EXERCISE PROMPT: Note how many lines hold the string "media" and give that number without any other words.

---------- MATERIAL TO PROCESS

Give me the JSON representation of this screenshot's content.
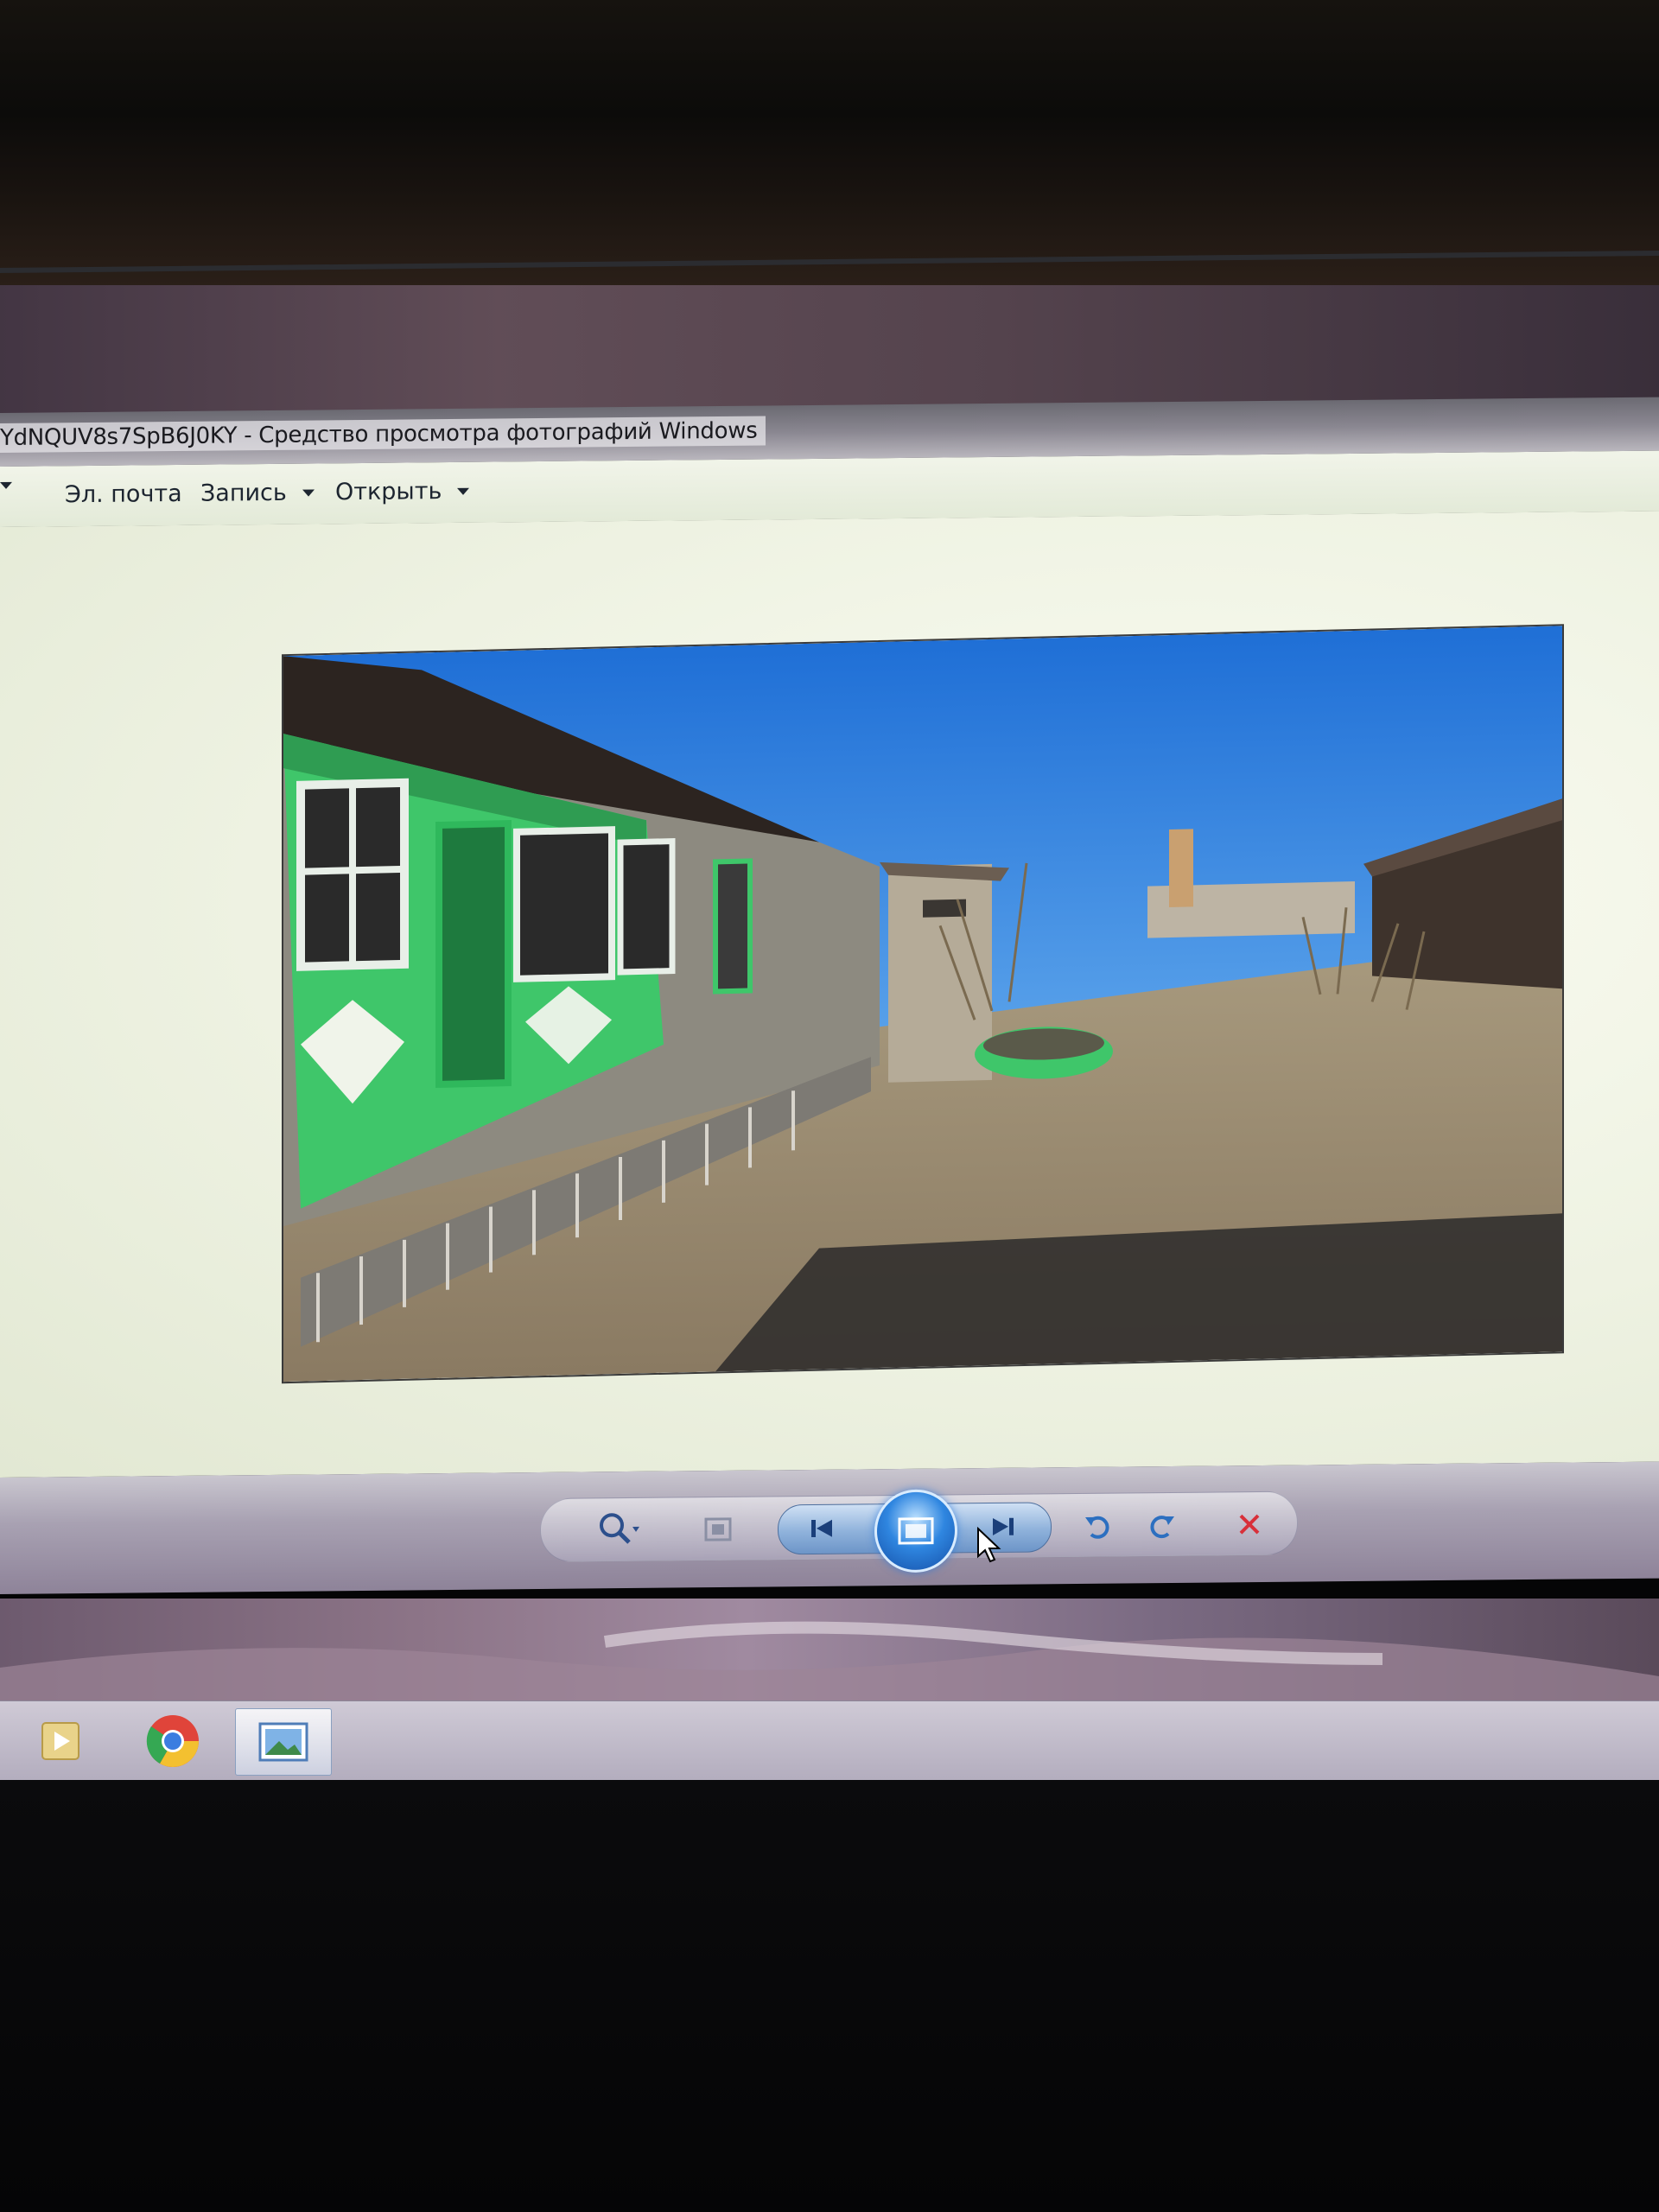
{
  "window": {
    "title": "YdNQUV8s7SpB6J0KY - Средство просмотра фотографий Windows"
  },
  "menu": {
    "items": [
      {
        "label": "Эл. почта",
        "has_arrow": false
      },
      {
        "label": "Запись",
        "has_arrow": true
      },
      {
        "label": "Открыть",
        "has_arrow": true
      }
    ]
  },
  "toolbar": {
    "buttons": [
      {
        "name": "zoom",
        "icon": "magnifier-icon"
      },
      {
        "name": "actual-size",
        "icon": "fit-window-icon"
      },
      {
        "name": "previous",
        "icon": "previous-icon"
      },
      {
        "name": "slideshow",
        "icon": "slideshow-icon"
      },
      {
        "name": "next",
        "icon": "next-icon"
      },
      {
        "name": "rotate-ccw",
        "icon": "rotate-left-icon"
      },
      {
        "name": "rotate-cw",
        "icon": "rotate-right-icon"
      },
      {
        "name": "delete",
        "icon": "delete-x-icon"
      }
    ]
  },
  "taskbar": {
    "apps": [
      {
        "name": "media-player",
        "icon": "media-player-icon"
      },
      {
        "name": "chrome",
        "icon": "chrome-icon"
      },
      {
        "name": "photo-viewer",
        "icon": "photo-viewer-icon",
        "active": true
      }
    ]
  },
  "colors": {
    "delete": "#d8303a",
    "nav_blue": "#2f86e0",
    "sky": "#2a78d8",
    "house_green": "#3fc66a"
  }
}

--------------------

SOLUTION: 2